* [WHAT TO PRODUCE] In the listing below, locate the lines bearing the word "انظر". Copy every one of them.

* [DATA EXTRACT]
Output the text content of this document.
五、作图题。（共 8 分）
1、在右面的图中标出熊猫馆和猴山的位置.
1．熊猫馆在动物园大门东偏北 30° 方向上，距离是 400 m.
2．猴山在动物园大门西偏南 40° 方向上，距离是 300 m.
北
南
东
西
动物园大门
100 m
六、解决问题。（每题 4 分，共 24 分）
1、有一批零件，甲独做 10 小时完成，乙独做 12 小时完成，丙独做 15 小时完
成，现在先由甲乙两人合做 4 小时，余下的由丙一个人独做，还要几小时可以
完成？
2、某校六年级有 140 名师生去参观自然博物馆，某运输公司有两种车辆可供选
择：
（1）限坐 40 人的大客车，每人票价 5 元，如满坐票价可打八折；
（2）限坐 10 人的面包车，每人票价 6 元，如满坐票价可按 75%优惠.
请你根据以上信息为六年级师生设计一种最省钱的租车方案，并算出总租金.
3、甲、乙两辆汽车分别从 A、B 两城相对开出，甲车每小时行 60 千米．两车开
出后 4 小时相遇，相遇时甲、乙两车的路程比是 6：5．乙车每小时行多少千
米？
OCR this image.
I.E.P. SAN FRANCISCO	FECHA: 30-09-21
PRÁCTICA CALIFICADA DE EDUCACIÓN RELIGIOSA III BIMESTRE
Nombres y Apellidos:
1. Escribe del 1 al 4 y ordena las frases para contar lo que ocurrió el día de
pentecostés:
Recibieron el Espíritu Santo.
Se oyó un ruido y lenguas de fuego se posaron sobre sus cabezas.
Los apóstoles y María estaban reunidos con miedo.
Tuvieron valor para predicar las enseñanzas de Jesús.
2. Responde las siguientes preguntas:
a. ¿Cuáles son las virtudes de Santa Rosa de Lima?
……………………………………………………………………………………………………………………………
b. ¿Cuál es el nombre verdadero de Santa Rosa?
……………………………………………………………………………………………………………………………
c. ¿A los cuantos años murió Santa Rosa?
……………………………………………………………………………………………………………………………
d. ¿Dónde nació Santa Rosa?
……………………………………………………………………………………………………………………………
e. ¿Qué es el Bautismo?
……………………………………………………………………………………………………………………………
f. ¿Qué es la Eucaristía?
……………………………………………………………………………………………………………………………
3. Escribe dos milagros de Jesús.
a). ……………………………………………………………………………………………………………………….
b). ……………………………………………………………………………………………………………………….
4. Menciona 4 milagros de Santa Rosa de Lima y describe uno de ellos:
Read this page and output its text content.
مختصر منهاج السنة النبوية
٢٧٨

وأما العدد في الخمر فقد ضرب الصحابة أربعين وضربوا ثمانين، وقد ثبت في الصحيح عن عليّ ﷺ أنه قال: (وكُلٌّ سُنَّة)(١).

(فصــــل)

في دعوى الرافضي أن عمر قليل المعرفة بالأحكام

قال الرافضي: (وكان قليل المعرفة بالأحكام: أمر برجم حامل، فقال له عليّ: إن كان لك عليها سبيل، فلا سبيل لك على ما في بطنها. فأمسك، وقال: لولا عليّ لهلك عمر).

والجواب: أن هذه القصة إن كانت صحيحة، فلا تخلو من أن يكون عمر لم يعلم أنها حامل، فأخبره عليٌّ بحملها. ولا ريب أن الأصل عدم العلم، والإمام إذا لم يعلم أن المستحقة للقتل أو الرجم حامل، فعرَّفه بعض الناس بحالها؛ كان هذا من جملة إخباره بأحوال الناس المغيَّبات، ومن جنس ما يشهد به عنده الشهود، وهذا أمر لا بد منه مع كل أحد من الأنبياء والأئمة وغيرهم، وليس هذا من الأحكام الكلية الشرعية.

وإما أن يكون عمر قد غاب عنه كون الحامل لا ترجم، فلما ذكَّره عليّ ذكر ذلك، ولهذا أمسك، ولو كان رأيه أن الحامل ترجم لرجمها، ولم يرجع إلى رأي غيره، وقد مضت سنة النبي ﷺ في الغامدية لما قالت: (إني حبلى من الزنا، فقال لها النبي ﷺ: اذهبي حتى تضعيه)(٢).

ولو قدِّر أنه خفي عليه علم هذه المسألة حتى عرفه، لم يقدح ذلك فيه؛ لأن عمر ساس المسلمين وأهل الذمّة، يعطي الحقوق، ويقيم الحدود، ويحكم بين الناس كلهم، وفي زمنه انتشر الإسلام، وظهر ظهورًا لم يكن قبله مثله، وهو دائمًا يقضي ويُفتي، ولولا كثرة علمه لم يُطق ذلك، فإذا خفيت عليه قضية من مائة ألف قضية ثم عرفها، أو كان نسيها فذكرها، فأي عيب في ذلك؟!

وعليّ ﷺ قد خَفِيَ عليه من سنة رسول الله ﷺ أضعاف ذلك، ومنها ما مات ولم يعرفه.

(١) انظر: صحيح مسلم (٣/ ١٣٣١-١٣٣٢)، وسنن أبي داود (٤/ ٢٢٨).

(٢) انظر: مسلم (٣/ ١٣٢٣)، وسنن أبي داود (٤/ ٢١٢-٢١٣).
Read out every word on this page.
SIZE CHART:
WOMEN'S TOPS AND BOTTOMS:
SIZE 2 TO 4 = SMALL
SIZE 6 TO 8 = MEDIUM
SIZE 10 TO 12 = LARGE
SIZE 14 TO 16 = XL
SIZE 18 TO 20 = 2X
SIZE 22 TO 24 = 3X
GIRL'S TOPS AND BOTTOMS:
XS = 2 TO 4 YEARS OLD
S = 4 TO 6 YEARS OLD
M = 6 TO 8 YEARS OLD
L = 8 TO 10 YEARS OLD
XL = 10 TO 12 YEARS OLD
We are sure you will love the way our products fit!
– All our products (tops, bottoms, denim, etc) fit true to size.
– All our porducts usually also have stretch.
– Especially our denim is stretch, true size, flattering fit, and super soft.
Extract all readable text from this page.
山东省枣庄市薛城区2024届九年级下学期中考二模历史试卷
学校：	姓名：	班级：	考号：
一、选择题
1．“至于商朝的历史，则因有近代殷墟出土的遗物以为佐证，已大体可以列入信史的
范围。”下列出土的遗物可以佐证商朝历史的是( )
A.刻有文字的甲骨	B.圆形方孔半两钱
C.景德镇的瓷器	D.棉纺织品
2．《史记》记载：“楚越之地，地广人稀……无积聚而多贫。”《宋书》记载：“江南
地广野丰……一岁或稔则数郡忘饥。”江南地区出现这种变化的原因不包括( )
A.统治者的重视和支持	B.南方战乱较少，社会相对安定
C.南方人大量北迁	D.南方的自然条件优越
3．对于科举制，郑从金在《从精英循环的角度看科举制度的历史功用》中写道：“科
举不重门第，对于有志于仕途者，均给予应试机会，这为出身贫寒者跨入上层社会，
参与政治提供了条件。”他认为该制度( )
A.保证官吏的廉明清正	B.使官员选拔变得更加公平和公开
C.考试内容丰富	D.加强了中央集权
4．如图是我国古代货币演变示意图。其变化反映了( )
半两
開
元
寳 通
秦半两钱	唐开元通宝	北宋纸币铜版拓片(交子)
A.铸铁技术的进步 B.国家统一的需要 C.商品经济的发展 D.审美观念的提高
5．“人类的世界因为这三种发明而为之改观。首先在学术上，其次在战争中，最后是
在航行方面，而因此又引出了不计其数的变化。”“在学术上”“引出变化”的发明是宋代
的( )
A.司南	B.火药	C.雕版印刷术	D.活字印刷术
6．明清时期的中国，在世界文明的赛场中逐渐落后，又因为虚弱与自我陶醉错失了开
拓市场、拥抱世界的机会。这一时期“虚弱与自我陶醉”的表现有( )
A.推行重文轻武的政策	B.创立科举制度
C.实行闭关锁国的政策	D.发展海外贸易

* [ANSWER FOR THIS EXERCISE]
(١) انظر: صحيح مسلم (٣/ ١٣٣١-١٣٣٢)، وسنن أبي داود (٤/ ٢٢٨).
(٢) انظر: مسلم (٣/ ١٣٢٣)، وسنن أبي داود (٤/ ٢١٢-٢١٣).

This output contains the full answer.